EXERCISE DIRECTIONS -> Write out every line of the material as it stands, apart from the pictures.
- - -
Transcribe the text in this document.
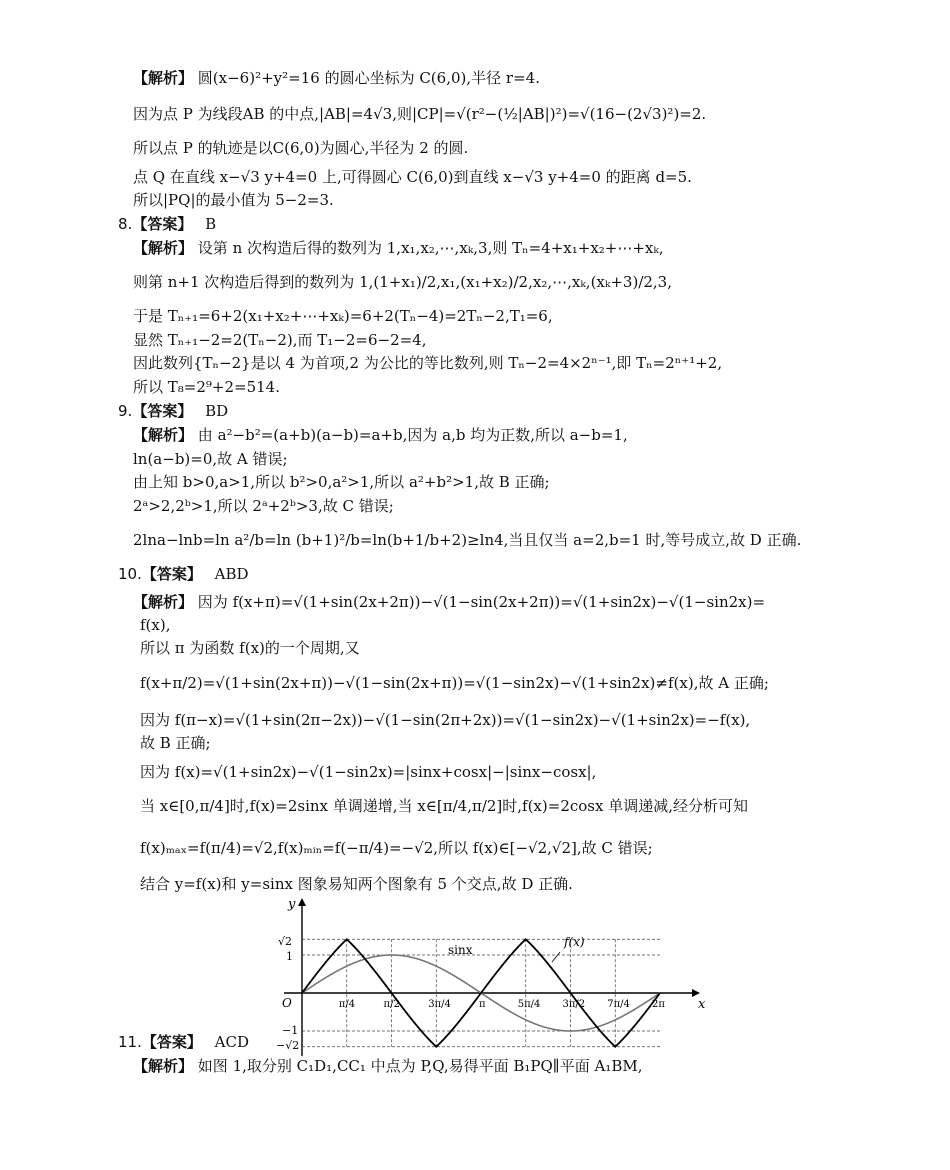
【解析】 圆(x−6)²+y²=16 的圆心坐标为 C(6,0),半径 r=4.
因为点 P 为线段AB 的中点,|AB|=4√3,则|CP|=√(r²−(½|AB|)²)=√(16−(2√3)²)=2.
所以点 P 的轨迹是以C(6,0)为圆心,半径为 2 的圆.
点 Q 在直线 x−√3 y+4=0 上,可得圆心 C(6,0)到直线 x−√3 y+4=0 的距离 d=5.
所以|PQ|的最小值为 5−2=3.
8.【答案】 B
【解析】 设第 n 次构造后得的数列为 1,x₁,x₂,⋯,xₖ,3,则 Tₙ=4+x₁+x₂+⋯+xₖ,
则第 n+1 次构造后得到的数列为 1,(1+x₁)/2,x₁,(x₁+x₂)/2,x₂,⋯,xₖ,(xₖ+3)/2,3,
于是 Tₙ₊₁=6+2(x₁+x₂+⋯+xₖ)=6+2(Tₙ−4)=2Tₙ−2,T₁=6,
显然 Tₙ₊₁−2=2(Tₙ−2),而 T₁−2=6−2=4,
因此数列{Tₙ−2}是以 4 为首项,2 为公比的等比数列,则 Tₙ−2=4×2ⁿ⁻¹,即 Tₙ=2ⁿ⁺¹+2,
所以 T₈=2⁹+2=514.
9.【答案】 BD
【解析】 由 a²−b²=(a+b)(a−b)=a+b,因为 a,b 均为正数,所以 a−b=1,
ln(a−b)=0,故 A 错误;
由上知 b>0,a>1,所以 b²>0,a²>1,所以 a²+b²>1,故 B 正确;
2ᵃ>2,2ᵇ>1,所以 2ᵃ+2ᵇ>3,故 C 错误;
2lna−lnb=ln a²/b=ln (b+1)²/b=ln(b+1/b+2)≥ln4,当且仅当 a=2,b=1 时,等号成立,故 D 正确.
10.【答案】 ABD
【解析】 因为 f(x+π)=√(1+sin(2x+2π))−√(1−sin(2x+2π))=√(1+sin2x)−√(1−sin2x)=
f(x),
所以 π 为函数 f(x)的一个周期,又
f(x+π/2)=√(1+sin(2x+π))−√(1−sin(2x+π))=√(1−sin2x)−√(1+sin2x)≠f(x),故 A 正确;
因为 f(π−x)=√(1+sin(2π−2x))−√(1−sin(2π+2x))=√(1−sin2x)−√(1+sin2x)=−f(x),
故 B 正确;
因为 f(x)=√(1+sin2x)−√(1−sin2x)=|sinx+cosx|−|sinx−cosx|,
当 x∈[0,π/4]时,f(x)=2sinx 单调递增,当 x∈[π/4,π/2]时,f(x)=2cosx 单调递减,经分析可知
f(x)ₘₐₓ=f(π/4)=√2,f(x)ₘᵢₙ=f(−π/4)=−√2,所以 f(x)∈[−√2,√2],故 C 错误;
结合 y=f(x)和 y=sinx 图象易知两个图象有 5 个交点,故 D 正确.
y
x
O
√2
1
−1
−√2
π/4	π/2	3π/4	π	5π/4 3π/2 7π/4 2π
sinx
f(x)
11.【答案】 ACD
【解析】 如图 1,取分别 C₁D₁,CC₁ 中点为 P,Q,易得平面 B₁PQ∥平面 A₁BM,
- - -
TASK RESULT ->
Transcribe the text in this document.
【解析】 圆(x−6)²+y²=16 的圆心坐标为 C(6,0),半径 r=4.
因为点 P 为线段AB 的中点,|AB|=4√3,则|CP|=√(r²−(½|AB|)²)=√(16−(2√3)²)=2.
所以点 P 的轨迹是以C(6,0)为圆心,半径为 2 的圆.
点 Q 在直线 x−√3 y+4=0 上,可得圆心 C(6,0)到直线 x−√3 y+4=0 的距离 d=5.
所以|PQ|的最小值为 5−2=3.
8.【答案】 B
【解析】 设第 n 次构造后得的数列为 1,x₁,x₂,⋯,xₖ,3,则 Tₙ=4+x₁+x₂+⋯+xₖ,
则第 n+1 次构造后得到的数列为 1,(1+x₁)/2,x₁,(x₁+x₂)/2,x₂,⋯,xₖ,(xₖ+3)/2,3,
于是 Tₙ₊₁=6+2(x₁+x₂+⋯+xₖ)=6+2(Tₙ−4)=2Tₙ−2,T₁=6,
显然 Tₙ₊₁−2=2(Tₙ−2),而 T₁−2=6−2=4,
因此数列{Tₙ−2}是以 4 为首项,2 为公比的等比数列,则 Tₙ−2=4×2ⁿ⁻¹,即 Tₙ=2ⁿ⁺¹+2,
所以 T₈=2⁹+2=514.
9.【答案】 BD
【解析】 由 a²−b²=(a+b)(a−b)=a+b,因为 a,b 均为正数,所以 a−b=1,
ln(a−b)=0,故 A 错误;
由上知 b>0,a>1,所以 b²>0,a²>1,所以 a²+b²>1,故 B 正确;
2ᵃ>2,2ᵇ>1,所以 2ᵃ+2ᵇ>3,故 C 错误;
2lna−lnb=ln a²/b=ln (b+1)²/b=ln(b+1/b+2)≥ln4,当且仅当 a=2,b=1 时,等号成立,故 D 正确.
10.【答案】 ABD
【解析】 因为 f(x+π)=√(1+sin(2x+2π))−√(1−sin(2x+2π))=√(1+sin2x)−√(1−sin2x)=
f(x),
所以 π 为函数 f(x)的一个周期,又
f(x+π/2)=√(1+sin(2x+π))−√(1−sin(2x+π))=√(1−sin2x)−√(1+sin2x)≠f(x),故 A 正确;
因为 f(π−x)=√(1+sin(2π−2x))−√(1−sin(2π+2x))=√(1−sin2x)−√(1+sin2x)=−f(x),
故 B 正确;
因为 f(x)=√(1+sin2x)−√(1−sin2x)=|sinx+cosx|−|sinx−cosx|,
当 x∈[0,π/4]时,f(x)=2sinx 单调递增,当 x∈[π/4,π/2]时,f(x)=2cosx 单调递减,经分析可知
f(x)ₘₐₓ=f(π/4)=√2,f(x)ₘᵢₙ=f(−π/4)=−√2,所以 f(x)∈[−√2,√2],故 C 错误;
结合 y=f(x)和 y=sinx 图象易知两个图象有 5 个交点,故 D 正确.
y
x
O
√2
1
−1
−√2
π/4	π/2	3π/4	π	5π/4 3π/2 7π/4 2π
sinx
f(x)
11.【答案】 ACD
【解析】 如图 1,取分别 C₁D₁,CC₁ 中点为 P,Q,易得平面 B₁PQ∥平面 A₁BM,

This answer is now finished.